[Figure record listings]
=-=-=-=-=

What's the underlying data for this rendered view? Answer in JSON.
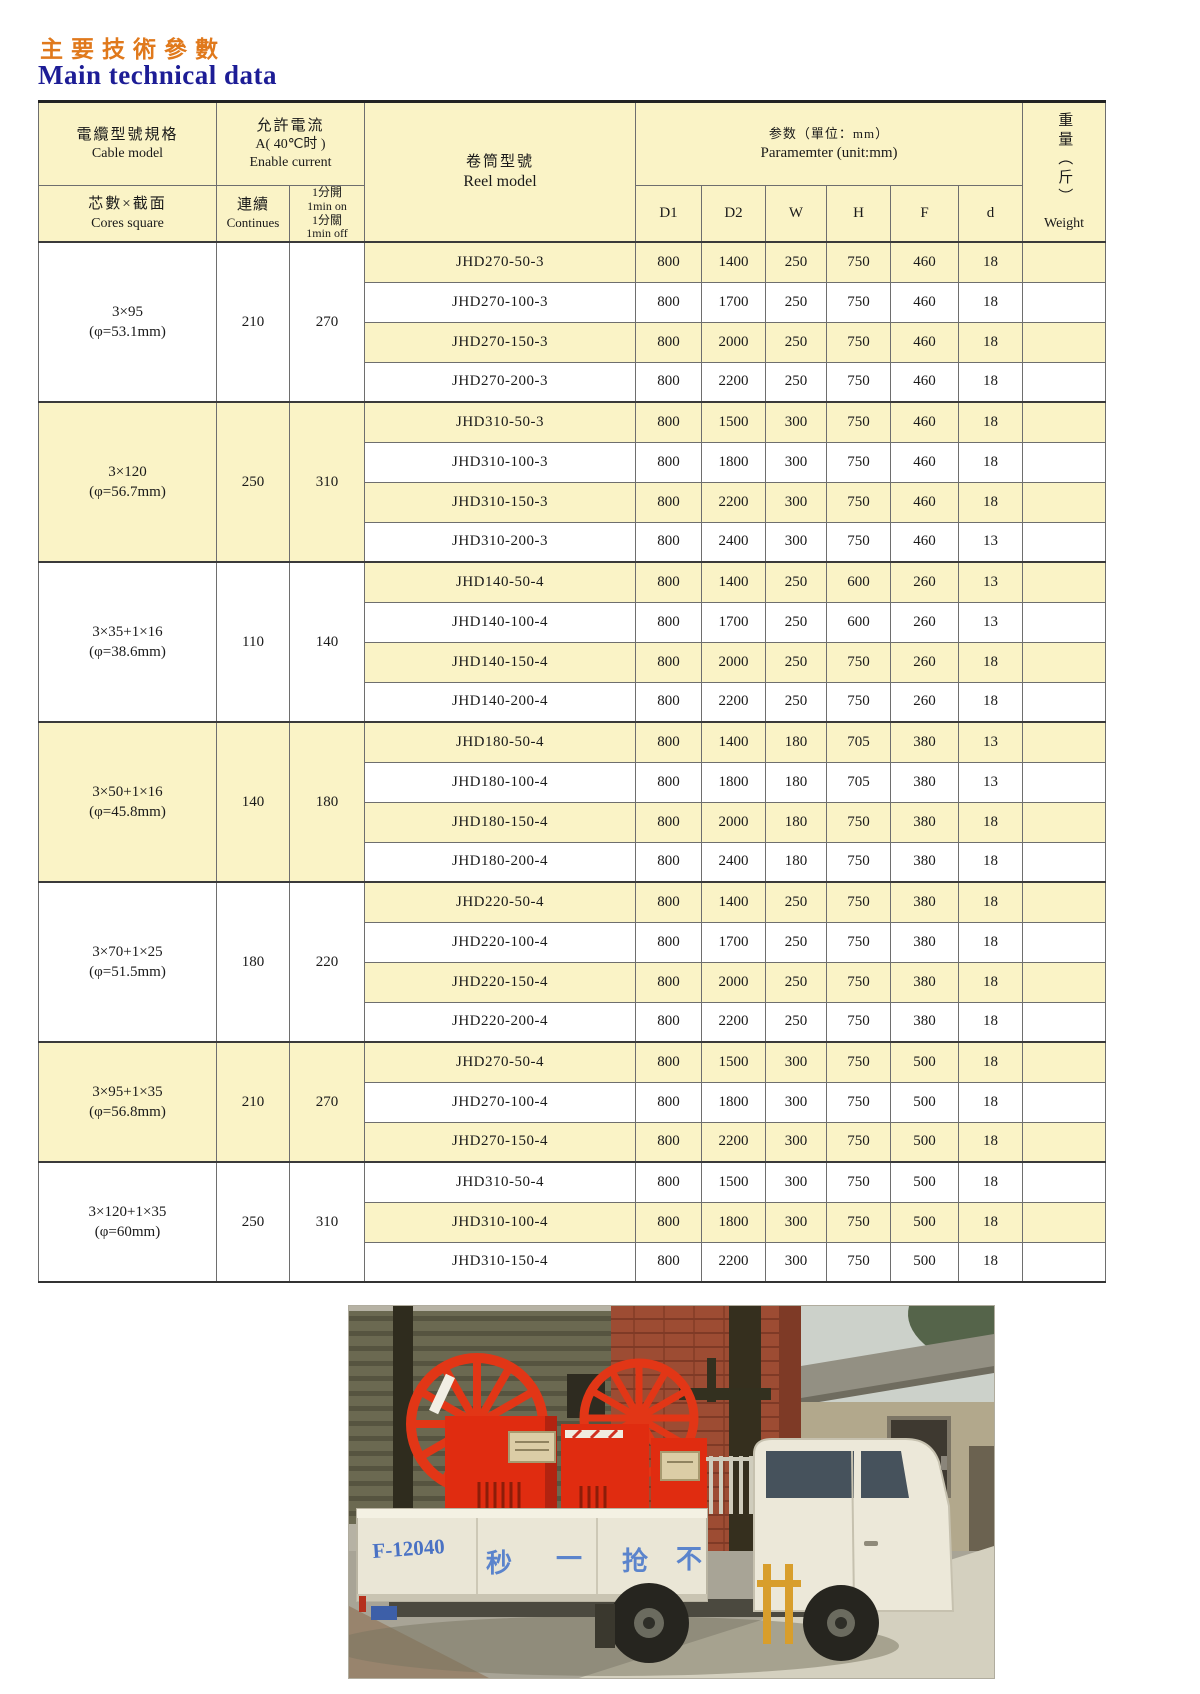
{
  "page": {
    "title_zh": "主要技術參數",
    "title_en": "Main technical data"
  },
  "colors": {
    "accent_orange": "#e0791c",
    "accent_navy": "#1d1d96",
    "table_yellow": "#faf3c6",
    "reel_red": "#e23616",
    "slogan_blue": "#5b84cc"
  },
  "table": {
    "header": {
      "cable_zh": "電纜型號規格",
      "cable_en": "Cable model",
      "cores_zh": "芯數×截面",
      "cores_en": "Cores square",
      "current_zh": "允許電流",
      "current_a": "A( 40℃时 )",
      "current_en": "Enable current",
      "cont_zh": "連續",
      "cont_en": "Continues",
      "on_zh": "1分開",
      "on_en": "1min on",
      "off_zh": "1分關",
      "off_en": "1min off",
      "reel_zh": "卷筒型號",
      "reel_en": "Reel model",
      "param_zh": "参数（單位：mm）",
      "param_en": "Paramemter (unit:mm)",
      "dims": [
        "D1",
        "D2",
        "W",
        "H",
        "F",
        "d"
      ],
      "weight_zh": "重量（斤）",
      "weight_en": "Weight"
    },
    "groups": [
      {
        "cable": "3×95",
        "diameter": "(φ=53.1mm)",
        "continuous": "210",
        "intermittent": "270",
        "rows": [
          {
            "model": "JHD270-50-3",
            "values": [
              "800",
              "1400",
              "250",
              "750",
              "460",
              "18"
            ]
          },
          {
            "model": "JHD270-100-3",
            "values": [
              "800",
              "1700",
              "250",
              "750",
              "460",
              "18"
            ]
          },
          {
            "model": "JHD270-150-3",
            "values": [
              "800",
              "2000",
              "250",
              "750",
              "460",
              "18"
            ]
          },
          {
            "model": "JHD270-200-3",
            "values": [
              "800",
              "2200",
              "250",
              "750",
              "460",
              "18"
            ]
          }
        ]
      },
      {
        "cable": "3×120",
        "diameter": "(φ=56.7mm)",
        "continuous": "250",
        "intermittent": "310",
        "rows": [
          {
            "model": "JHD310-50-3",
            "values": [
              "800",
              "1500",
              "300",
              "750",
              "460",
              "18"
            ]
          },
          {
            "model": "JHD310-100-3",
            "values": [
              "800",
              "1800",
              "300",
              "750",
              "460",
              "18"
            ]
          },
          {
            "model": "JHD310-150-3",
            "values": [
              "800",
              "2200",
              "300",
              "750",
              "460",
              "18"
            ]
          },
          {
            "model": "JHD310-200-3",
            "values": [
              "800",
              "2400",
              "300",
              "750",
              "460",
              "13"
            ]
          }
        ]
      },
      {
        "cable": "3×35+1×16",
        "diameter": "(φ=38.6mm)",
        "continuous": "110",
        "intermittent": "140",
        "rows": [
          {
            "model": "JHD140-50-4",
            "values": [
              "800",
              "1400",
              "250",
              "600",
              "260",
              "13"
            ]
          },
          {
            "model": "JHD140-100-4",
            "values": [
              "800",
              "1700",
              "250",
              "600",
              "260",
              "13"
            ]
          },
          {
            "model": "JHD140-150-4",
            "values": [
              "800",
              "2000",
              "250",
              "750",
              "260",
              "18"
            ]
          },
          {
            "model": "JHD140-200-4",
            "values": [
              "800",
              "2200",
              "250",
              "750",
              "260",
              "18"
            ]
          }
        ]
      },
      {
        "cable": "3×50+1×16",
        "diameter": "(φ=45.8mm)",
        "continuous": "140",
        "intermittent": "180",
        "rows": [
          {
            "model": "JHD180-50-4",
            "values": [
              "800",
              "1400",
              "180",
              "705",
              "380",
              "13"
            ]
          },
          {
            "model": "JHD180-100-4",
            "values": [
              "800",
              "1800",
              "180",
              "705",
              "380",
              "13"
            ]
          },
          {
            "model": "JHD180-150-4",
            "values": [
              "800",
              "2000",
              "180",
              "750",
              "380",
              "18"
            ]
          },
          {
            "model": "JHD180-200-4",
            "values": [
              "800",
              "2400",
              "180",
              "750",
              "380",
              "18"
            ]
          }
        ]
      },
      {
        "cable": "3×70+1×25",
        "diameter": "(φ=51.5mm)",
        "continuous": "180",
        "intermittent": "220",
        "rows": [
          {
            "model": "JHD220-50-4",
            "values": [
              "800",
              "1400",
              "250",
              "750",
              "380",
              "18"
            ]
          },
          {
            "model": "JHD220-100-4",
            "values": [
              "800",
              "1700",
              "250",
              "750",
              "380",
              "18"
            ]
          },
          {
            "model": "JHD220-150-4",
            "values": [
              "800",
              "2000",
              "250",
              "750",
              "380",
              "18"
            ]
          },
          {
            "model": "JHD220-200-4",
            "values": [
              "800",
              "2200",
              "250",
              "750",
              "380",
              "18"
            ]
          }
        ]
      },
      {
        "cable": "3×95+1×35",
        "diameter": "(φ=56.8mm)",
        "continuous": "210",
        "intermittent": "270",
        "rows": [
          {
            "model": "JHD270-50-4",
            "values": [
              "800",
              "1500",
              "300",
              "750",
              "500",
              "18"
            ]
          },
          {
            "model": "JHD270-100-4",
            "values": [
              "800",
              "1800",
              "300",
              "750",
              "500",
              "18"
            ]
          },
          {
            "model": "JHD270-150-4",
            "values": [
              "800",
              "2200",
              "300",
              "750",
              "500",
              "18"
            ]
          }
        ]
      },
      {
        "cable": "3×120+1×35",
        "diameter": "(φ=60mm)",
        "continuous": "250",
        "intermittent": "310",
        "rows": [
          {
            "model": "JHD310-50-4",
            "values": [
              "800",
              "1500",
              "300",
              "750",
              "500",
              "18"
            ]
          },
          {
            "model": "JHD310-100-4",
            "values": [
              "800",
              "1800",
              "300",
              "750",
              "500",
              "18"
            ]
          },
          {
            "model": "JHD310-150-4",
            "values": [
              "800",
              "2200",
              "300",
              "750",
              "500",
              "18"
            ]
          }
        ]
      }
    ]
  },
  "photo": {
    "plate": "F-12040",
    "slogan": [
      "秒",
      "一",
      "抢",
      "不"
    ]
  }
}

=-=-=-=-=

*WHAT THIS TASK INVOLVES:*
Reproduce the data verbatim. Do not carry any picture into the copy.

*EXPECTED ANSWER:*
What's the underlying data for this rendered view? Answer in JSON.
{
  "page": {
    "title_zh": "主要技術參數",
    "title_en": "Main technical data"
  },
  "colors": {
    "accent_orange": "#e0791c",
    "accent_navy": "#1d1d96",
    "table_yellow": "#faf3c6",
    "reel_red": "#e23616",
    "slogan_blue": "#5b84cc"
  },
  "table": {
    "header": {
      "cable_zh": "電纜型號規格",
      "cable_en": "Cable model",
      "cores_zh": "芯數×截面",
      "cores_en": "Cores square",
      "current_zh": "允許電流",
      "current_a": "A( 40℃时 )",
      "current_en": "Enable current",
      "cont_zh": "連續",
      "cont_en": "Continues",
      "on_zh": "1分開",
      "on_en": "1min on",
      "off_zh": "1分關",
      "off_en": "1min off",
      "reel_zh": "卷筒型號",
      "reel_en": "Reel model",
      "param_zh": "参数（單位：mm）",
      "param_en": "Paramemter (unit:mm)",
      "dims": [
        "D1",
        "D2",
        "W",
        "H",
        "F",
        "d"
      ],
      "weight_zh": "重量（斤）",
      "weight_en": "Weight"
    },
    "groups": [
      {
        "cable": "3×95",
        "diameter": "(φ=53.1mm)",
        "continuous": "210",
        "intermittent": "270",
        "rows": [
          {
            "model": "JHD270-50-3",
            "values": [
              "800",
              "1400",
              "250",
              "750",
              "460",
              "18"
            ]
          },
          {
            "model": "JHD270-100-3",
            "values": [
              "800",
              "1700",
              "250",
              "750",
              "460",
              "18"
            ]
          },
          {
            "model": "JHD270-150-3",
            "values": [
              "800",
              "2000",
              "250",
              "750",
              "460",
              "18"
            ]
          },
          {
            "model": "JHD270-200-3",
            "values": [
              "800",
              "2200",
              "250",
              "750",
              "460",
              "18"
            ]
          }
        ]
      },
      {
        "cable": "3×120",
        "diameter": "(φ=56.7mm)",
        "continuous": "250",
        "intermittent": "310",
        "rows": [
          {
            "model": "JHD310-50-3",
            "values": [
              "800",
              "1500",
              "300",
              "750",
              "460",
              "18"
            ]
          },
          {
            "model": "JHD310-100-3",
            "values": [
              "800",
              "1800",
              "300",
              "750",
              "460",
              "18"
            ]
          },
          {
            "model": "JHD310-150-3",
            "values": [
              "800",
              "2200",
              "300",
              "750",
              "460",
              "18"
            ]
          },
          {
            "model": "JHD310-200-3",
            "values": [
              "800",
              "2400",
              "300",
              "750",
              "460",
              "13"
            ]
          }
        ]
      },
      {
        "cable": "3×35+1×16",
        "diameter": "(φ=38.6mm)",
        "continuous": "110",
        "intermittent": "140",
        "rows": [
          {
            "model": "JHD140-50-4",
            "values": [
              "800",
              "1400",
              "250",
              "600",
              "260",
              "13"
            ]
          },
          {
            "model": "JHD140-100-4",
            "values": [
              "800",
              "1700",
              "250",
              "600",
              "260",
              "13"
            ]
          },
          {
            "model": "JHD140-150-4",
            "values": [
              "800",
              "2000",
              "250",
              "750",
              "260",
              "18"
            ]
          },
          {
            "model": "JHD140-200-4",
            "values": [
              "800",
              "2200",
              "250",
              "750",
              "260",
              "18"
            ]
          }
        ]
      },
      {
        "cable": "3×50+1×16",
        "diameter": "(φ=45.8mm)",
        "continuous": "140",
        "intermittent": "180",
        "rows": [
          {
            "model": "JHD180-50-4",
            "values": [
              "800",
              "1400",
              "180",
              "705",
              "380",
              "13"
            ]
          },
          {
            "model": "JHD180-100-4",
            "values": [
              "800",
              "1800",
              "180",
              "705",
              "380",
              "13"
            ]
          },
          {
            "model": "JHD180-150-4",
            "values": [
              "800",
              "2000",
              "180",
              "750",
              "380",
              "18"
            ]
          },
          {
            "model": "JHD180-200-4",
            "values": [
              "800",
              "2400",
              "180",
              "750",
              "380",
              "18"
            ]
          }
        ]
      },
      {
        "cable": "3×70+1×25",
        "diameter": "(φ=51.5mm)",
        "continuous": "180",
        "intermittent": "220",
        "rows": [
          {
            "model": "JHD220-50-4",
            "values": [
              "800",
              "1400",
              "250",
              "750",
              "380",
              "18"
            ]
          },
          {
            "model": "JHD220-100-4",
            "values": [
              "800",
              "1700",
              "250",
              "750",
              "380",
              "18"
            ]
          },
          {
            "model": "JHD220-150-4",
            "values": [
              "800",
              "2000",
              "250",
              "750",
              "380",
              "18"
            ]
          },
          {
            "model": "JHD220-200-4",
            "values": [
              "800",
              "2200",
              "250",
              "750",
              "380",
              "18"
            ]
          }
        ]
      },
      {
        "cable": "3×95+1×35",
        "diameter": "(φ=56.8mm)",
        "continuous": "210",
        "intermittent": "270",
        "rows": [
          {
            "model": "JHD270-50-4",
            "values": [
              "800",
              "1500",
              "300",
              "750",
              "500",
              "18"
            ]
          },
          {
            "model": "JHD270-100-4",
            "values": [
              "800",
              "1800",
              "300",
              "750",
              "500",
              "18"
            ]
          },
          {
            "model": "JHD270-150-4",
            "values": [
              "800",
              "2200",
              "300",
              "750",
              "500",
              "18"
            ]
          }
        ]
      },
      {
        "cable": "3×120+1×35",
        "diameter": "(φ=60mm)",
        "continuous": "250",
        "intermittent": "310",
        "rows": [
          {
            "model": "JHD310-50-4",
            "values": [
              "800",
              "1500",
              "300",
              "750",
              "500",
              "18"
            ]
          },
          {
            "model": "JHD310-100-4",
            "values": [
              "800",
              "1800",
              "300",
              "750",
              "500",
              "18"
            ]
          },
          {
            "model": "JHD310-150-4",
            "values": [
              "800",
              "2200",
              "300",
              "750",
              "500",
              "18"
            ]
          }
        ]
      }
    ]
  },
  "photo": {
    "plate": "F-12040",
    "slogan": [
      "秒",
      "一",
      "抢",
      "不"
    ]
  }
}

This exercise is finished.